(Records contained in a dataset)
------------------------------------------------------------

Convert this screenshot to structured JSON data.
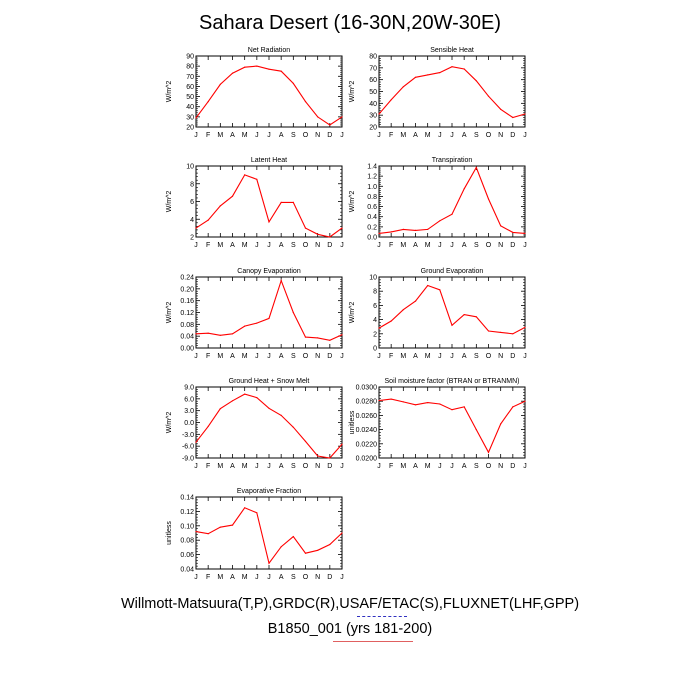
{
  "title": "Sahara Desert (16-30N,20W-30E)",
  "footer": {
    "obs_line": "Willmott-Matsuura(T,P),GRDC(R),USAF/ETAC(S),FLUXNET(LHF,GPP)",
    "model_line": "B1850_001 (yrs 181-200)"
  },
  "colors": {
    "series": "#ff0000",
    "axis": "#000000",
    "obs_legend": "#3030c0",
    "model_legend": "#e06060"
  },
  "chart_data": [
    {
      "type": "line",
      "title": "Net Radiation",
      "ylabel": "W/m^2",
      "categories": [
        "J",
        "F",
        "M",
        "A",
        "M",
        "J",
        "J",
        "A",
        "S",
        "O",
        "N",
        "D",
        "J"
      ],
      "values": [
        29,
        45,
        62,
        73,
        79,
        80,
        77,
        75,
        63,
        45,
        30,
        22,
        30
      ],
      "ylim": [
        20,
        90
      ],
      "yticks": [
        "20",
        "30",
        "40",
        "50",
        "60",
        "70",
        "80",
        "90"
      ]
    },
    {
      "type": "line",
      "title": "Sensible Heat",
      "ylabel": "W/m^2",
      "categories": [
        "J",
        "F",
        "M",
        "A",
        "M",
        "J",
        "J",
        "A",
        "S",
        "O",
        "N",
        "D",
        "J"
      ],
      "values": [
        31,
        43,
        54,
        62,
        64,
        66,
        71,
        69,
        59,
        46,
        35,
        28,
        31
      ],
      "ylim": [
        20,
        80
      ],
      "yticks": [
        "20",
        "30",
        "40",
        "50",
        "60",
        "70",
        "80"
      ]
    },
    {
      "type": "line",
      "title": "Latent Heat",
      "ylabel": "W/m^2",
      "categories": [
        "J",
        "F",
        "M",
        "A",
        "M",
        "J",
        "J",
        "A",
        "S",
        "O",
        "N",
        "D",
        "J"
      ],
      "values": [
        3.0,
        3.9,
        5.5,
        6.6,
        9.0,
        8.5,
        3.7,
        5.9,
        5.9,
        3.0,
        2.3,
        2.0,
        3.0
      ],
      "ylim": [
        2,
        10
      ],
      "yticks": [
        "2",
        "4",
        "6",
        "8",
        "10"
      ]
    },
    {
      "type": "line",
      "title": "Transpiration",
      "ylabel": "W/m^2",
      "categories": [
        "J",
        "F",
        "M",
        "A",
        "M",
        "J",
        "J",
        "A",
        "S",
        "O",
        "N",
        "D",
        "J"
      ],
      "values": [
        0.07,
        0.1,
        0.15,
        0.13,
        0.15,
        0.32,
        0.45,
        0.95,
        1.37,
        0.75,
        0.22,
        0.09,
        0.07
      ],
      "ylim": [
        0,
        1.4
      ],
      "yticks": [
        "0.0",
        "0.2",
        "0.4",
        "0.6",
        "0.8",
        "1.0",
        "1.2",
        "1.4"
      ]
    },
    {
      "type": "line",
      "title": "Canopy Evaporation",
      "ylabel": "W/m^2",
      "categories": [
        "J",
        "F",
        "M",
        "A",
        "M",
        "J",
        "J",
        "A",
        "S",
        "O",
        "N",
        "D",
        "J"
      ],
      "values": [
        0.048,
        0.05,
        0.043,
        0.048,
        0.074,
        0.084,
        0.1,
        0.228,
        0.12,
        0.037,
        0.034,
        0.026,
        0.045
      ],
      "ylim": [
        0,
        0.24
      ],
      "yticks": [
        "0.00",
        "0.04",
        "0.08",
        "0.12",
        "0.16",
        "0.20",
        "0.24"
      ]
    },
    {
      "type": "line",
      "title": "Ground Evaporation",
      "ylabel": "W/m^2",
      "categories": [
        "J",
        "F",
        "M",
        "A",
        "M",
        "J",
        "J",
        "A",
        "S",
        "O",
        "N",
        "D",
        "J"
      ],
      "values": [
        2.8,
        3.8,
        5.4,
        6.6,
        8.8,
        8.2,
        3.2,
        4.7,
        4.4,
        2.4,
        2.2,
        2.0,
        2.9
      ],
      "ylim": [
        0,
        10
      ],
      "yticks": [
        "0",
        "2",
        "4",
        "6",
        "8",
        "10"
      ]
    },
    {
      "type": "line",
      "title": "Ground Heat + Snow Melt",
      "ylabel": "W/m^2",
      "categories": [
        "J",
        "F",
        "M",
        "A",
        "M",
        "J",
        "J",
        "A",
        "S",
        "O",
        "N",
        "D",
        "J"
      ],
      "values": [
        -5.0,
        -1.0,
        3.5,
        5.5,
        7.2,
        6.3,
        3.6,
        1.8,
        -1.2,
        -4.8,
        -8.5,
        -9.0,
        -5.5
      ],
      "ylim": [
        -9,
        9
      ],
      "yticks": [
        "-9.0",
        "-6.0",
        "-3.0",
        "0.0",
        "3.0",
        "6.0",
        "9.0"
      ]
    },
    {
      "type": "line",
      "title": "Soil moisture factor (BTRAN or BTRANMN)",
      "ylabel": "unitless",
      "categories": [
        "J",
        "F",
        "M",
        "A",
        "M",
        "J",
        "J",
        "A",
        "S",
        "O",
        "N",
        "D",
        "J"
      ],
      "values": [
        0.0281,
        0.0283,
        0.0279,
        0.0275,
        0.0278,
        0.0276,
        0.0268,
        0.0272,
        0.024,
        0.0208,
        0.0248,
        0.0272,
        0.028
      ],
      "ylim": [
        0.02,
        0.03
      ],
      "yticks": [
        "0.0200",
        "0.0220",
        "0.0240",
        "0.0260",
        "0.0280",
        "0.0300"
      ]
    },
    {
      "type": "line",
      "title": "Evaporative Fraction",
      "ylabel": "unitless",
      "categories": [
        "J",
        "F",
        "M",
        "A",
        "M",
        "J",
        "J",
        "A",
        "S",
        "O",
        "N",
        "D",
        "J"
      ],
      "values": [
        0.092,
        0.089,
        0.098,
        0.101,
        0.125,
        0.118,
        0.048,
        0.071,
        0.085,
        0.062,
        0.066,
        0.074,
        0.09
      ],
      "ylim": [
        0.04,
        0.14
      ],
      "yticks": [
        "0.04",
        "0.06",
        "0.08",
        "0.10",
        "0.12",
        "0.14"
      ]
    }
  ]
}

------------------------------------------------------------

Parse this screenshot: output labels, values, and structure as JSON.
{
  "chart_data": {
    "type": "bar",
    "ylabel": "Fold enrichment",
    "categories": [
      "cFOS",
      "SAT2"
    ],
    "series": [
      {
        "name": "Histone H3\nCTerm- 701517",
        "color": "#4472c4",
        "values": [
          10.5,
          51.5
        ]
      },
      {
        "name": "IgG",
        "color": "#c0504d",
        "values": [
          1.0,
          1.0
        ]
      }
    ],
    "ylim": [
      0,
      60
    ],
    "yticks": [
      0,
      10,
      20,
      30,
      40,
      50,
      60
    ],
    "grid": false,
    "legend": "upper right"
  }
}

------------------------------------------------------------

Tally the lines in this data that hold the word "Ground" and state only the count.

2